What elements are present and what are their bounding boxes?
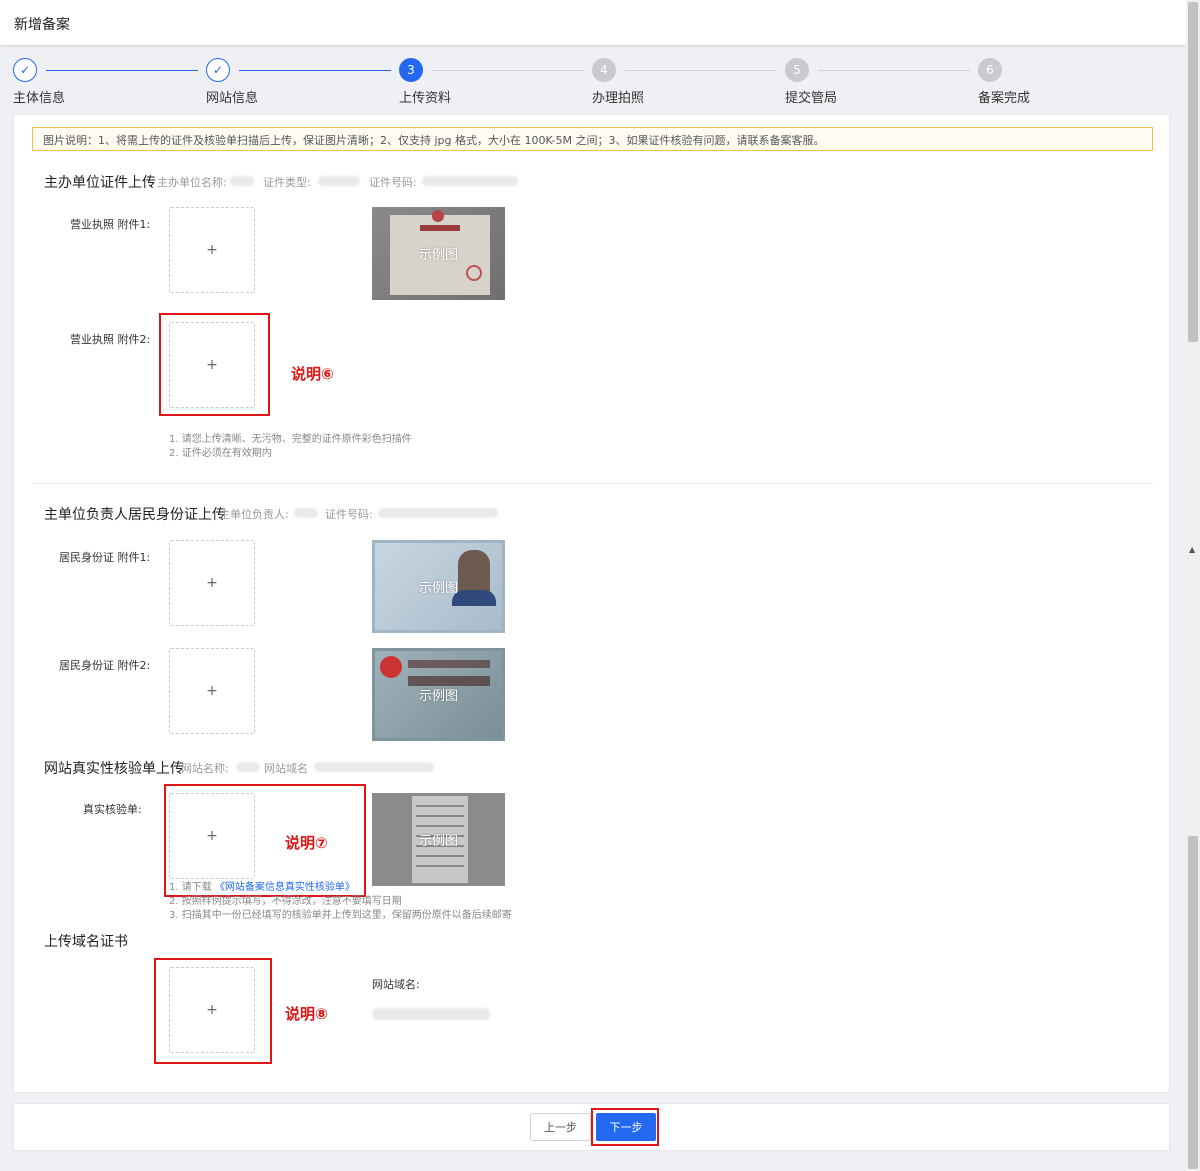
- license-attachment-1-label: 营业执照 附件1:: [70, 218, 151, 231]
- step-number: 6: [978, 58, 1002, 82]
- plus-icon: +: [206, 683, 218, 699]
- redacted-value: [372, 1008, 490, 1020]
- plus-icon: +: [206, 575, 218, 591]
- org-section-title: 主办单位证件上传: [44, 175, 156, 191]
- person-name-label: 主单位负责人:: [219, 508, 289, 521]
- check-icon: ✓: [13, 58, 37, 82]
- step-number: 4: [592, 58, 616, 82]
- footer-bar: 上一步 下一步: [13, 1103, 1170, 1151]
- id-attachment-1-label: 居民身份证 附件1:: [59, 551, 151, 564]
- example-caption: 示例图: [418, 689, 458, 704]
- image-notice: 图片说明：1、将需上传的证件及核验单扫描后上传，保证图片清晰；2、仅支持 jpg…: [32, 127, 1153, 151]
- annotation-7: 说明⑦: [285, 834, 328, 852]
- annotation-box-8: [154, 958, 272, 1064]
- redacted-value: [230, 176, 254, 186]
- step-label: 提交管局: [785, 91, 838, 106]
- id-front-example-image: 示例图: [372, 540, 505, 633]
- verify-sheet-example-image: 示例图: [372, 793, 505, 886]
- id-upload-2[interactable]: +: [169, 648, 255, 734]
- person-cert-no-label: 证件号码:: [325, 508, 373, 521]
- site-domain-field-label: 网站域名:: [372, 978, 420, 991]
- example-caption: 示例图: [418, 248, 458, 263]
- verify-hint-3: 3. 扫描其中一份已经填写的核验单并上传到这里，保留两份原件以备后续邮寄: [169, 910, 512, 921]
- site-name-label: 网站名称:: [181, 762, 229, 775]
- step-label: 上传资料: [399, 91, 452, 106]
- verify-hint-1: 1. 请下载 《网站备案信息真实性核验单》: [169, 881, 355, 895]
- annotation-8: 说明⑧: [285, 1005, 328, 1023]
- org-hint-1: 1. 请您上传清晰、无污物、完整的证件原件彩色扫描件: [169, 434, 412, 445]
- scrollbar-thumb-lower[interactable]: [1188, 836, 1198, 1169]
- cert-no-label: 证件号码:: [369, 176, 417, 189]
- org-name-label: 主办单位名称:: [157, 176, 227, 189]
- vertical-scrollbar[interactable]: ▲: [1186, 0, 1200, 1171]
- next-step-button[interactable]: 下一步: [596, 1113, 656, 1141]
- step-connector: [239, 70, 391, 71]
- id-attachment-2-label: 居民身份证 附件2:: [59, 659, 151, 672]
- example-caption: 示例图: [418, 834, 458, 849]
- step-number: 3: [399, 58, 423, 82]
- person-section-title: 主单位负责人居民身份证上传: [44, 507, 226, 523]
- license-example-image: 示例图: [372, 207, 505, 300]
- redacted-value: [378, 508, 498, 518]
- id-back-example-image: 示例图: [372, 648, 505, 741]
- domain-cert-section-title: 上传域名证书: [44, 934, 128, 950]
- redacted-value: [236, 762, 260, 772]
- step-number: 5: [785, 58, 809, 82]
- plus-icon: +: [206, 242, 218, 258]
- top-header: 新增备案: [0, 0, 1186, 45]
- license-attachment-2-label: 营业执照 附件2:: [70, 333, 151, 346]
- redacted-value: [314, 762, 434, 772]
- verify-hint-2: 2. 按照样例提示填写，不得涂改，注意不要填写日期: [169, 896, 402, 907]
- verify-hint-1-text: 1. 请下载: [169, 882, 212, 893]
- upload-panel: 图片说明：1、将需上传的证件及核验单扫描后上传，保证图片清晰；2、仅支持 jpg…: [13, 114, 1170, 1093]
- step-label: 网站信息: [206, 91, 259, 106]
- verify-sheet-download-link[interactable]: 《网站备案信息真实性核验单》: [215, 882, 355, 893]
- redacted-value: [422, 176, 518, 186]
- step-connector: [432, 70, 584, 71]
- id-upload-1[interactable]: +: [169, 540, 255, 626]
- annotation-6: 说明⑥: [291, 365, 334, 383]
- org-hint-2: 2. 证件必须在有效期内: [169, 448, 272, 459]
- annotation-box-6: [159, 313, 270, 416]
- step-connector: [818, 70, 970, 71]
- redacted-value: [318, 176, 360, 186]
- verify-section-title: 网站真实性核验单上传: [44, 761, 184, 777]
- step-label: 备案完成: [978, 91, 1031, 106]
- check-icon: ✓: [206, 58, 230, 82]
- step-label: 办理拍照: [592, 91, 645, 106]
- step-connector: [46, 70, 198, 71]
- progress-steps: ✓ 主体信息 ✓ 网站信息 3 上传资料 4 办理拍照 5 提交管局 6 备案完…: [0, 58, 1186, 106]
- license-upload-1[interactable]: +: [169, 207, 255, 293]
- scroll-up-arrow-icon[interactable]: ▲: [1189, 545, 1195, 554]
- site-domain-label: 网站域名: [264, 762, 308, 775]
- scrollbar-thumb[interactable]: [1188, 2, 1198, 342]
- section-divider: [32, 483, 1153, 484]
- step-label: 主体信息: [13, 91, 66, 106]
- page-title: 新增备案: [14, 17, 70, 33]
- example-caption: 示例图: [418, 581, 458, 596]
- redacted-value: [294, 508, 318, 518]
- verify-sheet-label: 真实核验单:: [83, 803, 142, 816]
- step-connector: [625, 70, 777, 71]
- cert-type-label: 证件类型:: [263, 176, 311, 189]
- prev-step-button[interactable]: 上一步: [530, 1113, 591, 1141]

--- WRITTEN PROBLEM ---
Copy the lines from the one containing "- license-attachment-1-label: 营业执照" through the one containing "- cert-no-label: 证件号码:: [369, 176, 417, 189]", changing "example-caption" to "sample-caption" and leaving everything else as it is. Give only those lines.

--- FULL ANSWER ---
- license-attachment-1-label: 营业执照 附件1:: [70, 218, 151, 231]
- step-number: 6: [978, 58, 1002, 82]
- plus-icon: +: [206, 683, 218, 699]
- redacted-value: [372, 1008, 490, 1020]
- plus-icon: +: [206, 575, 218, 591]
- org-section-title: 主办单位证件上传: [44, 175, 156, 191]
- person-name-label: 主单位负责人:: [219, 508, 289, 521]
- check-icon: ✓: [13, 58, 37, 82]
- step-number: 4: [592, 58, 616, 82]
- footer-bar: 上一步 下一步: [13, 1103, 1170, 1151]
- id-attachment-1-label: 居民身份证 附件1:: [59, 551, 151, 564]
- sample-caption: 示例图: [418, 689, 458, 704]
- image-notice: 图片说明：1、将需上传的证件及核验单扫描后上传，保证图片清晰；2、仅支持 jpg…: [32, 127, 1153, 151]
- annotation-7: 说明⑦: [285, 834, 328, 852]
- annotation-box-8: [154, 958, 272, 1064]
- redacted-value: [230, 176, 254, 186]
- step-label: 提交管局: [785, 91, 838, 106]
- id-front-example-image: 示例图: [372, 540, 505, 633]
- verify-sheet-example-image: 示例图: [372, 793, 505, 886]
- id-upload-2[interactable]: +: [169, 648, 255, 734]
- person-cert-no-label: 证件号码:: [325, 508, 373, 521]
- site-domain-field-label: 网站域名:: [372, 978, 420, 991]
- sample-caption: 示例图: [418, 248, 458, 263]
- verify-hint-3: 3. 扫描其中一份已经填写的核验单并上传到这里，保留两份原件以备后续邮寄: [169, 910, 512, 921]
- site-name-label: 网站名称:: [181, 762, 229, 775]
- step-label: 上传资料: [399, 91, 452, 106]
- verify-hint-1: 1. 请下载 《网站备案信息真实性核验单》: [169, 881, 355, 895]
- annotation-8: 说明⑧: [285, 1005, 328, 1023]
- org-hint-1: 1. 请您上传清晰、无污物、完整的证件原件彩色扫描件: [169, 434, 412, 445]
- scrollbar-thumb-lower[interactable]: [1188, 836, 1198, 1169]
- cert-no-label: 证件号码:: [369, 176, 417, 189]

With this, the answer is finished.